• **Text segment**:
>>

I’ve had this idea in the back of my mind since last year. The kind of bread my family likes – the crusty, chewy variety – is nowhere to be found in Addis, so I make our own bread at home. A lot of my friends like it too and I sometimes bake it for them. It seems there is a market for it. The problem is, I can’t really do it for free on a regular basis because of all the time involved (after all, I’m a teacher, not a baker). And I don’t need a second paying job (again because I have a perfectly good one already), and anyway I couldn’t expect people to pay a price that would make it worth all the time involved.
But over the summer a thought occurred to me. I’d be happy to invest the time to make and sell the bread, and people might be willing to pay the price that makes it worth it, if I just donated all the profits to charity. Duh. A private bake sale. I should have thought of that before. But better late than never. In August I ordered a case of bread flour from the commissary.

<<

• **Exercise instructions**:
• a. Translate this sentence from the post about home-baked bread into Spanish: "In August I ordered a case of bread flour from the commissary."
• b. Condense the paragraph of the bread post that opens with "I’ve had this idea in the back of my mind" into a shorter version that keeps its main facts.
• c. Please copy out the passage from the bread post word for word, starting with "But over the" and going on through "from the commissary.".

• **Material**:

>>

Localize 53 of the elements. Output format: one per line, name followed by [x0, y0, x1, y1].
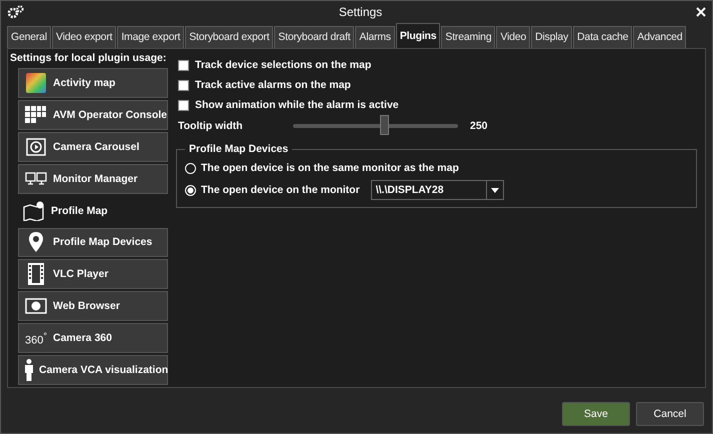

<<

• **Per-task outputs**:
• a. En agosto pedí una caja de harina para pan al economato.

• b. I've had this idea since last year. The crusty, chewy bread my family likes isn't available in Addis, so I bake it at home. Friends like it too, so there seems to be a market. But I'm a teacher, and the time it takes means I can't bake it for free regularly. I also don't need a second paying job, and people couldn't be expected to pay enough to make the time worthwhile.

• c.
But over the summer a thought occurred to me. I’d be happy to invest the time to make and sell the bread, and people might be willing to pay the price that makes it worth it, if I just donated all the profits to charity. Duh. A private bake sale. I should have thought of that before. But better late than never. In August I ordered a case of bread flour from the commissary.